**Work required**
What follows are records. Restate all of them word for word.

◇ ◇ ◇ ◇ ◇

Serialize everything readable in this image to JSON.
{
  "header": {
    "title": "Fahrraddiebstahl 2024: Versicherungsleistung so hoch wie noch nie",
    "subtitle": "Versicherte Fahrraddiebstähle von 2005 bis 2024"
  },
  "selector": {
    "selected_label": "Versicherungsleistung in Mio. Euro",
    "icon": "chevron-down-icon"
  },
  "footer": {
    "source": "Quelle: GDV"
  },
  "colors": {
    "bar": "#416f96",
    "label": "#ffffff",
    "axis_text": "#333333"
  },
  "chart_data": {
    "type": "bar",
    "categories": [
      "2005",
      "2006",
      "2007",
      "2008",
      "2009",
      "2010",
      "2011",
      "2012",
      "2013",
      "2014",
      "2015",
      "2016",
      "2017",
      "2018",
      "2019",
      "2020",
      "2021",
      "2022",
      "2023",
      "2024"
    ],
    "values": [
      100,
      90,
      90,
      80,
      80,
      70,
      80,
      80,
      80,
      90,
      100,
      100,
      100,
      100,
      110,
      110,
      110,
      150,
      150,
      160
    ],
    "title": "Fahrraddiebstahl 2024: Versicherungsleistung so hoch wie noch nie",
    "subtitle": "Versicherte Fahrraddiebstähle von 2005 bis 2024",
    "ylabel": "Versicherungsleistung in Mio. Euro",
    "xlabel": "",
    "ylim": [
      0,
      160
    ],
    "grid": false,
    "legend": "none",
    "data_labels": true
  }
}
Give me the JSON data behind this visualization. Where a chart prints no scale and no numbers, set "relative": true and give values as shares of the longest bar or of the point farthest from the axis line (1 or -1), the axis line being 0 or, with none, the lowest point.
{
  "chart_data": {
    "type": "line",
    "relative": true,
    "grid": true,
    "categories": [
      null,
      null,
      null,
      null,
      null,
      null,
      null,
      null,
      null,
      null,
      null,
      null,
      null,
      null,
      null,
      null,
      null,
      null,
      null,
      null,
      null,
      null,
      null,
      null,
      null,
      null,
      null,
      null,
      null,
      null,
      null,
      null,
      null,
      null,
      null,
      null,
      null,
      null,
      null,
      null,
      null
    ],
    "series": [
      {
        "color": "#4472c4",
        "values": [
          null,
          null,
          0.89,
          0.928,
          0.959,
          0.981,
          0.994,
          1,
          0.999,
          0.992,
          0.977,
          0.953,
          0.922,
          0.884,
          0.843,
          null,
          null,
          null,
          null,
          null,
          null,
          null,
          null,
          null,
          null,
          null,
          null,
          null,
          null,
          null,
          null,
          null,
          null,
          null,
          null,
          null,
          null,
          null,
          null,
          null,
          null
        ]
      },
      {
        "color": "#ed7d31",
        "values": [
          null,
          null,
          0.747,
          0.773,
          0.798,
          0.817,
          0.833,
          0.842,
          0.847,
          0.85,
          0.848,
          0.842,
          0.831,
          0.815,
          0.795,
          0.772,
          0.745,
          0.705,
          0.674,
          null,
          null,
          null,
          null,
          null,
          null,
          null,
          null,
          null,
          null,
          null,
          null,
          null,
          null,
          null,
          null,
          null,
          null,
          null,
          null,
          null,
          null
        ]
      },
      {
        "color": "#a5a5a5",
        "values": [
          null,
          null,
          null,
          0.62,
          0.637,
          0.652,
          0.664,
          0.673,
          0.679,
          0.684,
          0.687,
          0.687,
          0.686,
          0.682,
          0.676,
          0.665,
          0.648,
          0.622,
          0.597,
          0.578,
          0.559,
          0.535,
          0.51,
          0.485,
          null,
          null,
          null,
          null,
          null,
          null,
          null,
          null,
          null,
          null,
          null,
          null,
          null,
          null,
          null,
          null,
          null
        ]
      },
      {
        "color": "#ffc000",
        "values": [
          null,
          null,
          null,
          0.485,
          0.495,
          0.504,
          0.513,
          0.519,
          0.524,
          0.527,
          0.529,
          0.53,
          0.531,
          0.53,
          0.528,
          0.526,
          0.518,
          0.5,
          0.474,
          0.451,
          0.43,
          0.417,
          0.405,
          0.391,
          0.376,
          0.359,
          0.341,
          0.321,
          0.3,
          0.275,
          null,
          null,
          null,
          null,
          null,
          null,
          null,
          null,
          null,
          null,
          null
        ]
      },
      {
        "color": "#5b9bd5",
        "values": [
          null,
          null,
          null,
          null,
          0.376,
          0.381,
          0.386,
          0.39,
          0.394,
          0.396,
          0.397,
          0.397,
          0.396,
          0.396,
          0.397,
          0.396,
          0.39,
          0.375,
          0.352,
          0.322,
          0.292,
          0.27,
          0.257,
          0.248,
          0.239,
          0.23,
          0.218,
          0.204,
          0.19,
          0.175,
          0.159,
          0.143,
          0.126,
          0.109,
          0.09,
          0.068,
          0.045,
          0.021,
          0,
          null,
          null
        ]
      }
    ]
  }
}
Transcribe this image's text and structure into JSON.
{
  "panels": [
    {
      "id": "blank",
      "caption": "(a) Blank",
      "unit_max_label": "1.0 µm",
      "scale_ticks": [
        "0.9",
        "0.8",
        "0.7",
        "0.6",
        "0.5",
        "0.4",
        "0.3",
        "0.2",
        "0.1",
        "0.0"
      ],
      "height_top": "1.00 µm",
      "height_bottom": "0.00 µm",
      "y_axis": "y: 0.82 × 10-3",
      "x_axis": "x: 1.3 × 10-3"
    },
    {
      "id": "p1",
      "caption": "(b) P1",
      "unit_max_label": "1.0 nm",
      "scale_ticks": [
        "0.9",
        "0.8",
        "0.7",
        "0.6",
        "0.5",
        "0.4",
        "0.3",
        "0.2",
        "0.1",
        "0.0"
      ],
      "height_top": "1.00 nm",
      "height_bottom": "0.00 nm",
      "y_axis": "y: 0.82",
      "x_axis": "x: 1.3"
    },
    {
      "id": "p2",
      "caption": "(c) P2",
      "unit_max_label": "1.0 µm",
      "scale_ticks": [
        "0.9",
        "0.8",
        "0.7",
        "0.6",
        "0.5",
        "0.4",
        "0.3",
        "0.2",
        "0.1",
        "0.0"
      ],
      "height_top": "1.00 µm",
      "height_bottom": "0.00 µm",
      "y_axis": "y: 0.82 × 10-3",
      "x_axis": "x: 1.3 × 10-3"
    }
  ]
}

◇ ◇ ◇ ◇ ◇

**Complete answer**
Serialize everything readable in this image to JSON.
{
  "header": {
    "title": "Fahrraddiebstahl 2024: Versicherungsleistung so hoch wie noch nie",
    "subtitle": "Versicherte Fahrraddiebstähle von 2005 bis 2024"
  },
  "selector": {
    "selected_label": "Versicherungsleistung in Mio. Euro",
    "icon": "chevron-down-icon"
  },
  "footer": {
    "source": "Quelle: GDV"
  },
  "colors": {
    "bar": "#416f96",
    "label": "#ffffff",
    "axis_text": "#333333"
  },
  "chart_data": {
    "type": "bar",
    "categories": [
      "2005",
      "2006",
      "2007",
      "2008",
      "2009",
      "2010",
      "2011",
      "2012",
      "2013",
      "2014",
      "2015",
      "2016",
      "2017",
      "2018",
      "2019",
      "2020",
      "2021",
      "2022",
      "2023",
      "2024"
    ],
    "values": [
      100,
      90,
      90,
      80,
      80,
      70,
      80,
      80,
      80,
      90,
      100,
      100,
      100,
      100,
      110,
      110,
      110,
      150,
      150,
      160
    ],
    "title": "Fahrraddiebstahl 2024: Versicherungsleistung so hoch wie noch nie",
    "subtitle": "Versicherte Fahrraddiebstähle von 2005 bis 2024",
    "ylabel": "Versicherungsleistung in Mio. Euro",
    "xlabel": "",
    "ylim": [
      0,
      160
    ],
    "grid": false,
    "legend": "none",
    "data_labels": true
  }
}
Give me the JSON data behind this visualization. Where a chart prints no scale and no numbers, set "relative": true and give values as shares of the longest bar or of the point farthest from the axis line (1 or -1), the axis line being 0 or, with none, the lowest point.
{
  "chart_data": {
    "type": "line",
    "relative": true,
    "grid": true,
    "categories": [
      null,
      null,
      null,
      null,
      null,
      null,
      null,
      null,
      null,
      null,
      null,
      null,
      null,
      null,
      null,
      null,
      null,
      null,
      null,
      null,
      null,
      null,
      null,
      null,
      null,
      null,
      null,
      null,
      null,
      null,
      null,
      null,
      null,
      null,
      null,
      null,
      null,
      null,
      null,
      null,
      null
    ],
    "series": [
      {
        "color": "#4472c4",
        "values": [
          null,
          null,
          0.89,
          0.928,
          0.959,
          0.981,
          0.994,
          1,
          0.999,
          0.992,
          0.977,
          0.953,
          0.922,
          0.884,
          0.843,
          null,
          null,
          null,
          null,
          null,
          null,
          null,
          null,
          null,
          null,
          null,
          null,
          null,
          null,
          null,
          null,
          null,
          null,
          null,
          null,
          null,
          null,
          null,
          null,
          null,
          null
        ]
      },
      {
        "color": "#ed7d31",
        "values": [
          null,
          null,
          0.747,
          0.773,
          0.798,
          0.817,
          0.833,
          0.842,
          0.847,
          0.85,
          0.848,
          0.842,
          0.831,
          0.815,
          0.795,
          0.772,
          0.745,
          0.705,
          0.674,
          null,
          null,
          null,
          null,
          null,
          null,
          null,
          null,
          null,
          null,
          null,
          null,
          null,
          null,
          null,
          null,
          null,
          null,
          null,
          null,
          null,
          null
        ]
      },
      {
        "color": "#a5a5a5",
        "values": [
          null,
          null,
          null,
          0.62,
          0.637,
          0.652,
          0.664,
          0.673,
          0.679,
          0.684,
          0.687,
          0.687,
          0.686,
          0.682,
          0.676,
          0.665,
          0.648,
          0.622,
          0.597,
          0.578,
          0.559,
          0.535,
          0.51,
          0.485,
          null,
          null,
          null,
          null,
          null,
          null,
          null,
          null,
          null,
          null,
          null,
          null,
          null,
          null,
          null,
          null,
          null
        ]
      },
      {
        "color": "#ffc000",
        "values": [
          null,
          null,
          null,
          0.485,
          0.495,
          0.504,
          0.513,
          0.519,
          0.524,
          0.527,
          0.529,
          0.53,
          0.531,
          0.53,
          0.528,
          0.526,
          0.518,
          0.5,
          0.474,
          0.451,
          0.43,
          0.417,
          0.405,
          0.391,
          0.376,
          0.359,
          0.341,
          0.321,
          0.3,
          0.275,
          null,
          null,
          null,
          null,
          null,
          null,
          null,
          null,
          null,
          null,
          null
        ]
      },
      {
        "color": "#5b9bd5",
        "values": [
          null,
          null,
          null,
          null,
          0.376,
          0.381,
          0.386,
          0.39,
          0.394,
          0.396,
          0.397,
          0.397,
          0.396,
          0.396,
          0.397,
          0.396,
          0.39,
          0.375,
          0.352,
          0.322,
          0.292,
          0.27,
          0.257,
          0.248,
          0.239,
          0.23,
          0.218,
          0.204,
          0.19,
          0.175,
          0.159,
          0.143,
          0.126,
          0.109,
          0.09,
          0.068,
          0.045,
          0.021,
          0,
          null,
          null
        ]
      }
    ]
  }
}
Transcribe this image's text and structure into JSON.
{
  "panels": [
    {
      "id": "blank",
      "caption": "(a) Blank",
      "unit_max_label": "1.0 µm",
      "scale_ticks": [
        "0.9",
        "0.8",
        "0.7",
        "0.6",
        "0.5",
        "0.4",
        "0.3",
        "0.2",
        "0.1",
        "0.0"
      ],
      "height_top": "1.00 µm",
      "height_bottom": "0.00 µm",
      "y_axis": "y: 0.82 × 10-3",
      "x_axis": "x: 1.3 × 10-3"
    },
    {
      "id": "p1",
      "caption": "(b) P1",
      "unit_max_label": "1.0 nm",
      "scale_ticks": [
        "0.9",
        "0.8",
        "0.7",
        "0.6",
        "0.5",
        "0.4",
        "0.3",
        "0.2",
        "0.1",
        "0.0"
      ],
      "height_top": "1.00 nm",
      "height_bottom": "0.00 nm",
      "y_axis": "y: 0.82",
      "x_axis": "x: 1.3"
    },
    {
      "id": "p2",
      "caption": "(c) P2",
      "unit_max_label": "1.0 µm",
      "scale_ticks": [
        "0.9",
        "0.8",
        "0.7",
        "0.6",
        "0.5",
        "0.4",
        "0.3",
        "0.2",
        "0.1",
        "0.0"
      ],
      "height_top": "1.00 µm",
      "height_bottom": "0.00 µm",
      "y_axis": "y: 0.82 × 10-3",
      "x_axis": "x: 1.3 × 10-3"
    }
  ]
}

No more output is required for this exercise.